_RECORDS TO PROCESS:_

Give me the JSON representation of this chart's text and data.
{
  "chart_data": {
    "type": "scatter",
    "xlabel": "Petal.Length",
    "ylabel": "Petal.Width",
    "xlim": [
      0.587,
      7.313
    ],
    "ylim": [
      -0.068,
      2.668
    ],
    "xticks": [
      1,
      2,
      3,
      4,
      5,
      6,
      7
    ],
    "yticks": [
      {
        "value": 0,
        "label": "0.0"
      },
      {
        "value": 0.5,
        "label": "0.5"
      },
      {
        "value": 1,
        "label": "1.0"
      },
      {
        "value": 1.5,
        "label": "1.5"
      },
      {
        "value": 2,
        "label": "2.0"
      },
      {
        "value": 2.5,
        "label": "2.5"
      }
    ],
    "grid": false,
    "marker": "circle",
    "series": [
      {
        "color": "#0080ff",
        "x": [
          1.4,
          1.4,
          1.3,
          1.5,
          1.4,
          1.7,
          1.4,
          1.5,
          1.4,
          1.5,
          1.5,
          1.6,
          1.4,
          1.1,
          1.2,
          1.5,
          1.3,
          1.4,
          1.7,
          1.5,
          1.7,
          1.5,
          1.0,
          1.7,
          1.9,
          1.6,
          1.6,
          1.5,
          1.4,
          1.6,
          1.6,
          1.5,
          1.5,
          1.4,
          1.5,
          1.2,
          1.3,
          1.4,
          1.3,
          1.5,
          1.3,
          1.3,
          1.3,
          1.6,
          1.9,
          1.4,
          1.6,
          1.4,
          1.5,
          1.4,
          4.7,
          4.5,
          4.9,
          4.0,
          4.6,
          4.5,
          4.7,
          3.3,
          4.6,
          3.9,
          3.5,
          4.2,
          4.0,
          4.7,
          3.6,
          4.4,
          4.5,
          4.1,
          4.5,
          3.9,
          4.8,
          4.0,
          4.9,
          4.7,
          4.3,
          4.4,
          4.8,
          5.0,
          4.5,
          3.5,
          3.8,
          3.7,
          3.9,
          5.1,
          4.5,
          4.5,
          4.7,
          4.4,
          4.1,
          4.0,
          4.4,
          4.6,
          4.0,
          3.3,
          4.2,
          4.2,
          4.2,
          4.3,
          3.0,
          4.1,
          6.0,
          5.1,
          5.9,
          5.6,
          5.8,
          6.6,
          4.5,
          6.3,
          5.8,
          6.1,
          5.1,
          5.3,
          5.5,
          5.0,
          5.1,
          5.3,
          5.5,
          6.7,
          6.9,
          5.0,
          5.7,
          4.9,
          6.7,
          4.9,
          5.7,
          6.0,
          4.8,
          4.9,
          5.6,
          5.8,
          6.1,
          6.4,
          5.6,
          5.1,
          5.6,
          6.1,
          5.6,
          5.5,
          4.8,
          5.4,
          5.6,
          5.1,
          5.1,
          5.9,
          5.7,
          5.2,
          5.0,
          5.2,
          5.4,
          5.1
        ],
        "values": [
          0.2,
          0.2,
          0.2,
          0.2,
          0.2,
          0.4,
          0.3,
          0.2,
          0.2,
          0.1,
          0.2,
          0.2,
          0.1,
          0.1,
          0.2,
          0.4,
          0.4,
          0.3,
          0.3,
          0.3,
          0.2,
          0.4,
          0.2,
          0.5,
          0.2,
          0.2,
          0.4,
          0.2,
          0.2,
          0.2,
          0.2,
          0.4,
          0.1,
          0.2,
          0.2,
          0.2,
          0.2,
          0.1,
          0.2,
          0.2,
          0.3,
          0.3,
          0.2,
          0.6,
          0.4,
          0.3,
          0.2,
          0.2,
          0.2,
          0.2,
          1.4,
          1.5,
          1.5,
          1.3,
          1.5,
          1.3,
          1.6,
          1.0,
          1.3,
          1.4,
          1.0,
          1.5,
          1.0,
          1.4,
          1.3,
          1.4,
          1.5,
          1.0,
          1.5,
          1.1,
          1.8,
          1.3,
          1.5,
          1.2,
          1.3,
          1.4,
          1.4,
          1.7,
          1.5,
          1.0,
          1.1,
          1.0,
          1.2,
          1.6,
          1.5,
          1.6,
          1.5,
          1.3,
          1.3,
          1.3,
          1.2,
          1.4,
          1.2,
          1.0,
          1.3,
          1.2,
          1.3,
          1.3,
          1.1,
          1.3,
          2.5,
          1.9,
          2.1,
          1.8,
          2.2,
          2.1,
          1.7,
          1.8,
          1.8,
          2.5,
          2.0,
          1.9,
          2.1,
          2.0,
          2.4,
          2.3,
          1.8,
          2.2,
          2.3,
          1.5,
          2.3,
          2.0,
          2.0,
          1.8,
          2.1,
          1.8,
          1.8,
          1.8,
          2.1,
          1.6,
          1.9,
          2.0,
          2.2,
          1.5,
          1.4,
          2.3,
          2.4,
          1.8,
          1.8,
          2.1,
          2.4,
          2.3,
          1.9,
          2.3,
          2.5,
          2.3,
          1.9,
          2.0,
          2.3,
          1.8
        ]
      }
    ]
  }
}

_INSTRUCTIONS FOR THE TASK:_ Restate each of the entries above verbatim.

_ANSWER:_
Give me the JSON representation of this chart's text and data.
{
  "chart_data": {
    "type": "scatter",
    "xlabel": "Petal.Length",
    "ylabel": "Petal.Width",
    "xlim": [
      0.587,
      7.313
    ],
    "ylim": [
      -0.068,
      2.668
    ],
    "xticks": [
      1,
      2,
      3,
      4,
      5,
      6,
      7
    ],
    "yticks": [
      {
        "value": 0,
        "label": "0.0"
      },
      {
        "value": 0.5,
        "label": "0.5"
      },
      {
        "value": 1,
        "label": "1.0"
      },
      {
        "value": 1.5,
        "label": "1.5"
      },
      {
        "value": 2,
        "label": "2.0"
      },
      {
        "value": 2.5,
        "label": "2.5"
      }
    ],
    "grid": false,
    "marker": "circle",
    "series": [
      {
        "color": "#0080ff",
        "x": [
          1.4,
          1.4,
          1.3,
          1.5,
          1.4,
          1.7,
          1.4,
          1.5,
          1.4,
          1.5,
          1.5,
          1.6,
          1.4,
          1.1,
          1.2,
          1.5,
          1.3,
          1.4,
          1.7,
          1.5,
          1.7,
          1.5,
          1.0,
          1.7,
          1.9,
          1.6,
          1.6,
          1.5,
          1.4,
          1.6,
          1.6,
          1.5,
          1.5,
          1.4,
          1.5,
          1.2,
          1.3,
          1.4,
          1.3,
          1.5,
          1.3,
          1.3,
          1.3,
          1.6,
          1.9,
          1.4,
          1.6,
          1.4,
          1.5,
          1.4,
          4.7,
          4.5,
          4.9,
          4.0,
          4.6,
          4.5,
          4.7,
          3.3,
          4.6,
          3.9,
          3.5,
          4.2,
          4.0,
          4.7,
          3.6,
          4.4,
          4.5,
          4.1,
          4.5,
          3.9,
          4.8,
          4.0,
          4.9,
          4.7,
          4.3,
          4.4,
          4.8,
          5.0,
          4.5,
          3.5,
          3.8,
          3.7,
          3.9,
          5.1,
          4.5,
          4.5,
          4.7,
          4.4,
          4.1,
          4.0,
          4.4,
          4.6,
          4.0,
          3.3,
          4.2,
          4.2,
          4.2,
          4.3,
          3.0,
          4.1,
          6.0,
          5.1,
          5.9,
          5.6,
          5.8,
          6.6,
          4.5,
          6.3,
          5.8,
          6.1,
          5.1,
          5.3,
          5.5,
          5.0,
          5.1,
          5.3,
          5.5,
          6.7,
          6.9,
          5.0,
          5.7,
          4.9,
          6.7,
          4.9,
          5.7,
          6.0,
          4.8,
          4.9,
          5.6,
          5.8,
          6.1,
          6.4,
          5.6,
          5.1,
          5.6,
          6.1,
          5.6,
          5.5,
          4.8,
          5.4,
          5.6,
          5.1,
          5.1,
          5.9,
          5.7,
          5.2,
          5.0,
          5.2,
          5.4,
          5.1
        ],
        "values": [
          0.2,
          0.2,
          0.2,
          0.2,
          0.2,
          0.4,
          0.3,
          0.2,
          0.2,
          0.1,
          0.2,
          0.2,
          0.1,
          0.1,
          0.2,
          0.4,
          0.4,
          0.3,
          0.3,
          0.3,
          0.2,
          0.4,
          0.2,
          0.5,
          0.2,
          0.2,
          0.4,
          0.2,
          0.2,
          0.2,
          0.2,
          0.4,
          0.1,
          0.2,
          0.2,
          0.2,
          0.2,
          0.1,
          0.2,
          0.2,
          0.3,
          0.3,
          0.2,
          0.6,
          0.4,
          0.3,
          0.2,
          0.2,
          0.2,
          0.2,
          1.4,
          1.5,
          1.5,
          1.3,
          1.5,
          1.3,
          1.6,
          1.0,
          1.3,
          1.4,
          1.0,
          1.5,
          1.0,
          1.4,
          1.3,
          1.4,
          1.5,
          1.0,
          1.5,
          1.1,
          1.8,
          1.3,
          1.5,
          1.2,
          1.3,
          1.4,
          1.4,
          1.7,
          1.5,
          1.0,
          1.1,
          1.0,
          1.2,
          1.6,
          1.5,
          1.6,
          1.5,
          1.3,
          1.3,
          1.3,
          1.2,
          1.4,
          1.2,
          1.0,
          1.3,
          1.2,
          1.3,
          1.3,
          1.1,
          1.3,
          2.5,
          1.9,
          2.1,
          1.8,
          2.2,
          2.1,
          1.7,
          1.8,
          1.8,
          2.5,
          2.0,
          1.9,
          2.1,
          2.0,
          2.4,
          2.3,
          1.8,
          2.2,
          2.3,
          1.5,
          2.3,
          2.0,
          2.0,
          1.8,
          2.1,
          1.8,
          1.8,
          1.8,
          2.1,
          1.6,
          1.9,
          2.0,
          2.2,
          1.5,
          1.4,
          2.3,
          2.4,
          1.8,
          1.8,
          2.1,
          2.4,
          2.3,
          1.9,
          2.3,
          2.5,
          2.3,
          1.9,
          2.0,
          2.3,
          1.8
        ]
      }
    ]
  }
}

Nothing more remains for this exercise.